Your task ->
Leaving the pictures aside, transcribe every line below exactly.

--- START Entries shown ---

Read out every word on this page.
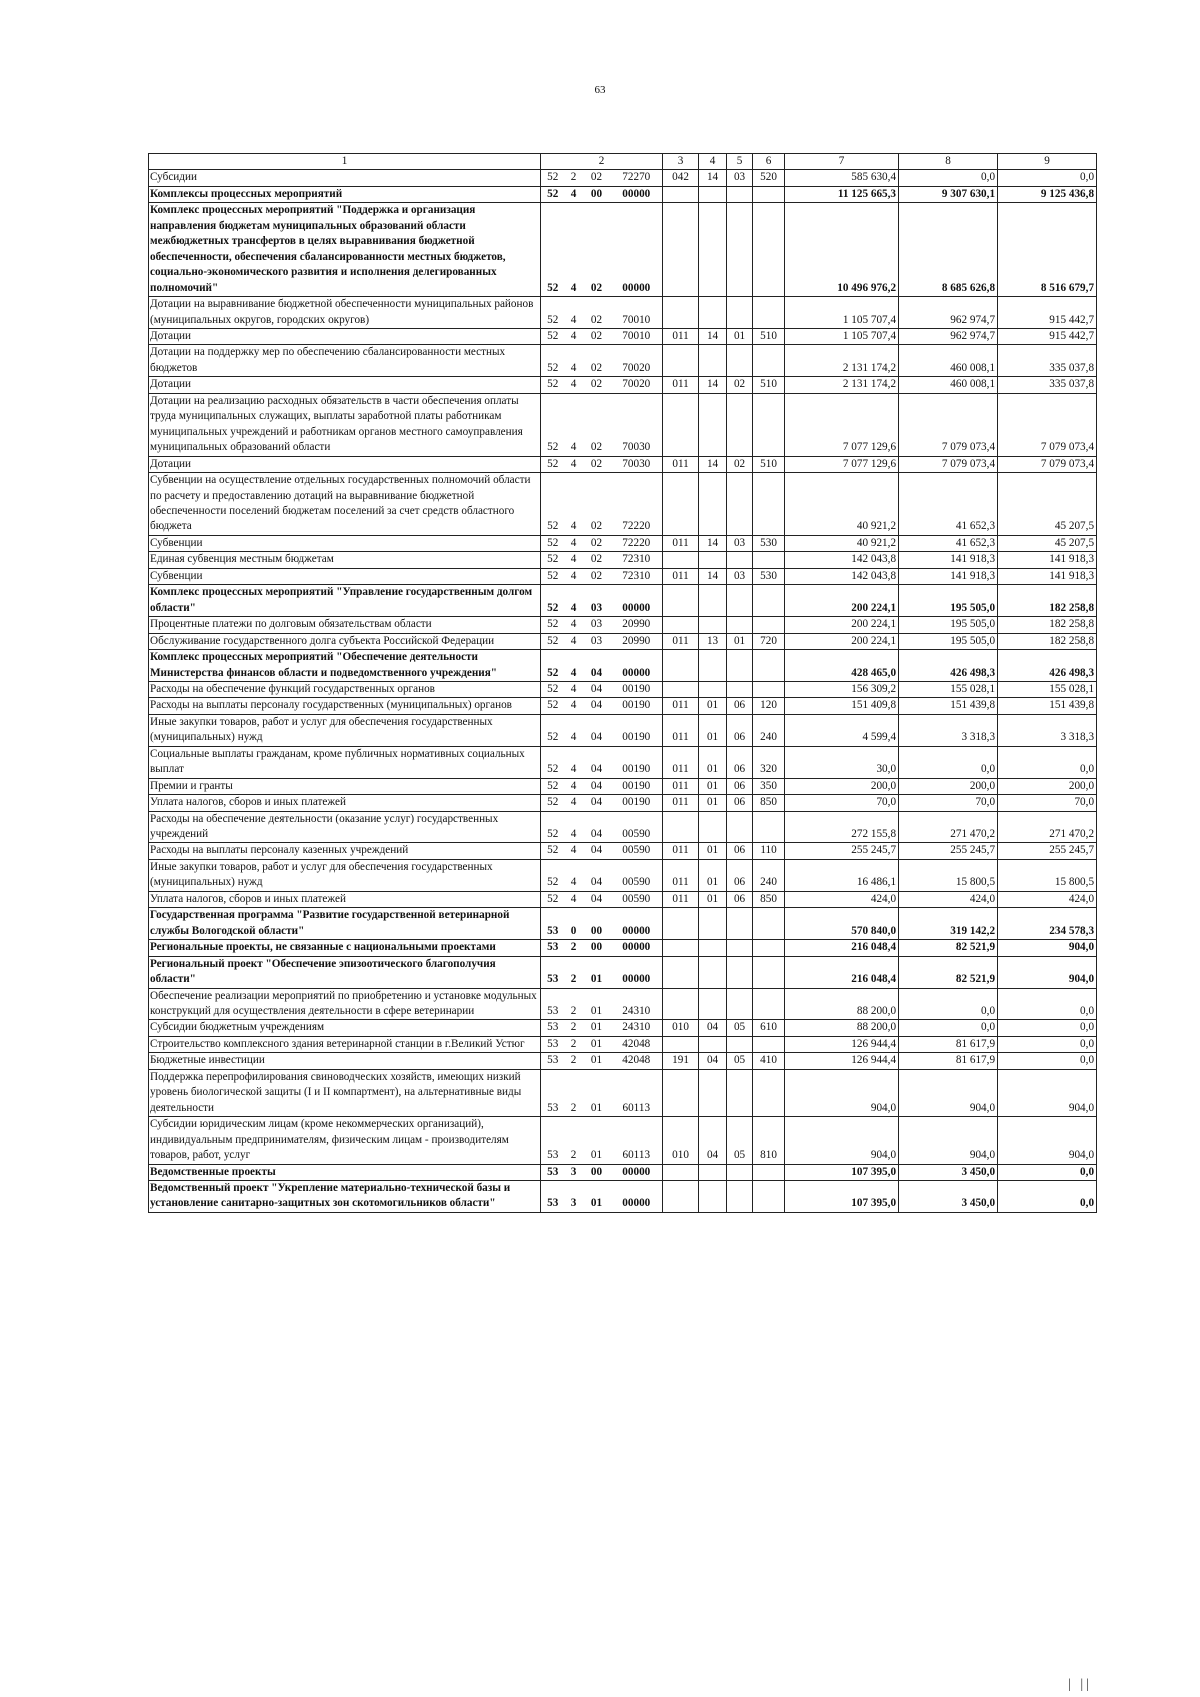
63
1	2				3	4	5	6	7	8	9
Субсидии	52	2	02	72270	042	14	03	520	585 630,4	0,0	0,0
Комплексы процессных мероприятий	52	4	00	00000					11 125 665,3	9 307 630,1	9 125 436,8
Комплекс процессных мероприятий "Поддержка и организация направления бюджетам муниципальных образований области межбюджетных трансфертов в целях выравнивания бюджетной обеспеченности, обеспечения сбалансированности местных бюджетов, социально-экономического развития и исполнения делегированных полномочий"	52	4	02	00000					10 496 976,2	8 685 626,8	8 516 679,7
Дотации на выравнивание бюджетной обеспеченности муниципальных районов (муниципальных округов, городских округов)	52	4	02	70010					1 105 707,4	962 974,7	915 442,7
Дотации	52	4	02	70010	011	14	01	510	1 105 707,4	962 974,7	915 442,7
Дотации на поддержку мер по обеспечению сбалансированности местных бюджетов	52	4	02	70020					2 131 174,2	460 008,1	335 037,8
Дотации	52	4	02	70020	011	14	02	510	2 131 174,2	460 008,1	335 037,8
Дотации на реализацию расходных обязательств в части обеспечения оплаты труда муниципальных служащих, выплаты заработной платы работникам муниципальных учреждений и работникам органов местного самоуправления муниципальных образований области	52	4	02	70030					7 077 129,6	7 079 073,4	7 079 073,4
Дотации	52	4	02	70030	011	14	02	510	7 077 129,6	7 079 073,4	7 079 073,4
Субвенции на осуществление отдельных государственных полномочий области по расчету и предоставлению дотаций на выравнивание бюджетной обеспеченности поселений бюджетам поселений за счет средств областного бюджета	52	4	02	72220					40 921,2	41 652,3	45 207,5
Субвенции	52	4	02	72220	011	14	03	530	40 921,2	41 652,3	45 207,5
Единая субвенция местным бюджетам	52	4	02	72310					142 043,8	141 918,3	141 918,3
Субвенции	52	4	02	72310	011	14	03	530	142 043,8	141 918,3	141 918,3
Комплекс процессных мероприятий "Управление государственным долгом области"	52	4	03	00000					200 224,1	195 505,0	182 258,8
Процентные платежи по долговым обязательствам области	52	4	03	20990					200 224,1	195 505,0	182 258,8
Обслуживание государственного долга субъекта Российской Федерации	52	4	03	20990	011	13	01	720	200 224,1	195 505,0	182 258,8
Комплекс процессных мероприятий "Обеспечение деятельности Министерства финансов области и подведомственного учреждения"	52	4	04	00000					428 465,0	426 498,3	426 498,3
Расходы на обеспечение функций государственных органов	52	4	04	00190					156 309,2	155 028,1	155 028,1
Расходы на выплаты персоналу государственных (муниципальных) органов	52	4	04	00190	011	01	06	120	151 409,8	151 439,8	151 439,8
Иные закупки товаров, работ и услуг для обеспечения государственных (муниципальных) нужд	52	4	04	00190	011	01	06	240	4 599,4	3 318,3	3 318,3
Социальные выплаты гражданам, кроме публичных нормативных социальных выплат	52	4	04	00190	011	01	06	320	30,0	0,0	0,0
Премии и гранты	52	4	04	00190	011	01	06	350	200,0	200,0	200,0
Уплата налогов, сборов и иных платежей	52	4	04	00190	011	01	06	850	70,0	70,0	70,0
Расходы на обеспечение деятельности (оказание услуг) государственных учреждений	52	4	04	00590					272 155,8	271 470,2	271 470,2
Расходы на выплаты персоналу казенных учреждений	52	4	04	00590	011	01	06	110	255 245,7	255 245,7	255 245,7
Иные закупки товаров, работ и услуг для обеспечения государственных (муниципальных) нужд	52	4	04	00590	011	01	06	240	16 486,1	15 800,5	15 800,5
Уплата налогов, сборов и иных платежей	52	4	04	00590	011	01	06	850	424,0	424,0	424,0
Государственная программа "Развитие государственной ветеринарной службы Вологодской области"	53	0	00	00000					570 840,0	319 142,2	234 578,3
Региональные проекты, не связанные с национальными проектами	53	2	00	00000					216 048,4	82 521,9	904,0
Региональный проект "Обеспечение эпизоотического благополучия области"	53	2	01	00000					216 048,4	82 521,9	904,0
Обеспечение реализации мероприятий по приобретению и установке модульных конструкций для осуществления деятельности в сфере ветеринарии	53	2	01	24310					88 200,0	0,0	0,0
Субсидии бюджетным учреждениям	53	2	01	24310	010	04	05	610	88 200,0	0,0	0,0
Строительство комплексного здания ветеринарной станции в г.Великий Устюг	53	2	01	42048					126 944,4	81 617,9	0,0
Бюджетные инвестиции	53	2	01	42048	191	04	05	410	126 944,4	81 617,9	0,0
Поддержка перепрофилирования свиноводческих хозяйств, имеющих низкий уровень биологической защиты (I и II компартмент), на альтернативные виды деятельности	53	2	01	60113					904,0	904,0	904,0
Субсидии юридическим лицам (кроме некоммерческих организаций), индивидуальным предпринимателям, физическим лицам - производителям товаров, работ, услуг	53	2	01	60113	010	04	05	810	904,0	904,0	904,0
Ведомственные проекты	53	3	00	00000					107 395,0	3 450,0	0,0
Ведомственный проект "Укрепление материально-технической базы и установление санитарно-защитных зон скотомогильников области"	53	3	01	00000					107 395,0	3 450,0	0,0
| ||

--- END Entries shown ---

Result of this task ->
Read out every word on this page.
63
1	2				3	4	5	6	7	8	9
Субсидии	52	2	02	72270	042	14	03	520	585 630,4	0,0	0,0
Комплексы процессных мероприятий	52	4	00	00000					11 125 665,3	9 307 630,1	9 125 436,8
Комплекс процессных мероприятий "Поддержка и организация направления бюджетам муниципальных образований области межбюджетных трансфертов в целях выравнивания бюджетной обеспеченности, обеспечения сбалансированности местных бюджетов, социально-экономического развития и исполнения делегированных полномочий"	52	4	02	00000					10 496 976,2	8 685 626,8	8 516 679,7
Дотации на выравнивание бюджетной обеспеченности муниципальных районов (муниципальных округов, городских округов)	52	4	02	70010					1 105 707,4	962 974,7	915 442,7
Дотации	52	4	02	70010	011	14	01	510	1 105 707,4	962 974,7	915 442,7
Дотации на поддержку мер по обеспечению сбалансированности местных бюджетов	52	4	02	70020					2 131 174,2	460 008,1	335 037,8
Дотации	52	4	02	70020	011	14	02	510	2 131 174,2	460 008,1	335 037,8
Дотации на реализацию расходных обязательств в части обеспечения оплаты труда муниципальных служащих, выплаты заработной платы работникам муниципальных учреждений и работникам органов местного самоуправления муниципальных образований области	52	4	02	70030					7 077 129,6	7 079 073,4	7 079 073,4
Дотации	52	4	02	70030	011	14	02	510	7 077 129,6	7 079 073,4	7 079 073,4
Субвенции на осуществление отдельных государственных полномочий области по расчету и предоставлению дотаций на выравнивание бюджетной обеспеченности поселений бюджетам поселений за счет средств областного бюджета	52	4	02	72220					40 921,2	41 652,3	45 207,5
Субвенции	52	4	02	72220	011	14	03	530	40 921,2	41 652,3	45 207,5
Единая субвенция местным бюджетам	52	4	02	72310					142 043,8	141 918,3	141 918,3
Субвенции	52	4	02	72310	011	14	03	530	142 043,8	141 918,3	141 918,3
Комплекс процессных мероприятий "Управление государственным долгом области"	52	4	03	00000					200 224,1	195 505,0	182 258,8
Процентные платежи по долговым обязательствам области	52	4	03	20990					200 224,1	195 505,0	182 258,8
Обслуживание государственного долга субъекта Российской Федерации	52	4	03	20990	011	13	01	720	200 224,1	195 505,0	182 258,8
Комплекс процессных мероприятий "Обеспечение деятельности Министерства финансов области и подведомственного учреждения"	52	4	04	00000					428 465,0	426 498,3	426 498,3
Расходы на обеспечение функций государственных органов	52	4	04	00190					156 309,2	155 028,1	155 028,1
Расходы на выплаты персоналу государственных (муниципальных) органов	52	4	04	00190	011	01	06	120	151 409,8	151 439,8	151 439,8
Иные закупки товаров, работ и услуг для обеспечения государственных (муниципальных) нужд	52	4	04	00190	011	01	06	240	4 599,4	3 318,3	3 318,3
Социальные выплаты гражданам, кроме публичных нормативных социальных выплат	52	4	04	00190	011	01	06	320	30,0	0,0	0,0
Премии и гранты	52	4	04	00190	011	01	06	350	200,0	200,0	200,0
Уплата налогов, сборов и иных платежей	52	4	04	00190	011	01	06	850	70,0	70,0	70,0
Расходы на обеспечение деятельности (оказание услуг) государственных учреждений	52	4	04	00590					272 155,8	271 470,2	271 470,2
Расходы на выплаты персоналу казенных учреждений	52	4	04	00590	011	01	06	110	255 245,7	255 245,7	255 245,7
Иные закупки товаров, работ и услуг для обеспечения государственных (муниципальных) нужд	52	4	04	00590	011	01	06	240	16 486,1	15 800,5	15 800,5
Уплата налогов, сборов и иных платежей	52	4	04	00590	011	01	06	850	424,0	424,0	424,0
Государственная программа "Развитие государственной ветеринарной службы Вологодской области"	53	0	00	00000					570 840,0	319 142,2	234 578,3
Региональные проекты, не связанные с национальными проектами	53	2	00	00000					216 048,4	82 521,9	904,0
Региональный проект "Обеспечение эпизоотического благополучия области"	53	2	01	00000					216 048,4	82 521,9	904,0
Обеспечение реализации мероприятий по приобретению и установке модульных конструкций для осуществления деятельности в сфере ветеринарии	53	2	01	24310					88 200,0	0,0	0,0
Субсидии бюджетным учреждениям	53	2	01	24310	010	04	05	610	88 200,0	0,0	0,0
Строительство комплексного здания ветеринарной станции в г.Великий Устюг	53	2	01	42048					126 944,4	81 617,9	0,0
Бюджетные инвестиции	53	2	01	42048	191	04	05	410	126 944,4	81 617,9	0,0
Поддержка перепрофилирования свиноводческих хозяйств, имеющих низкий уровень биологической защиты (I и II компартмент), на альтернативные виды деятельности	53	2	01	60113					904,0	904,0	904,0
Субсидии юридическим лицам (кроме некоммерческих организаций), индивидуальным предпринимателям, физическим лицам - производителям товаров, работ, услуг	53	2	01	60113	010	04	05	810	904,0	904,0	904,0
Ведомственные проекты	53	3	00	00000					107 395,0	3 450,0	0,0
Ведомственный проект "Укрепление материально-технической базы и установление санитарно-защитных зон скотомогильников области"	53	3	01	00000					107 395,0	3 450,0	0,0
| ||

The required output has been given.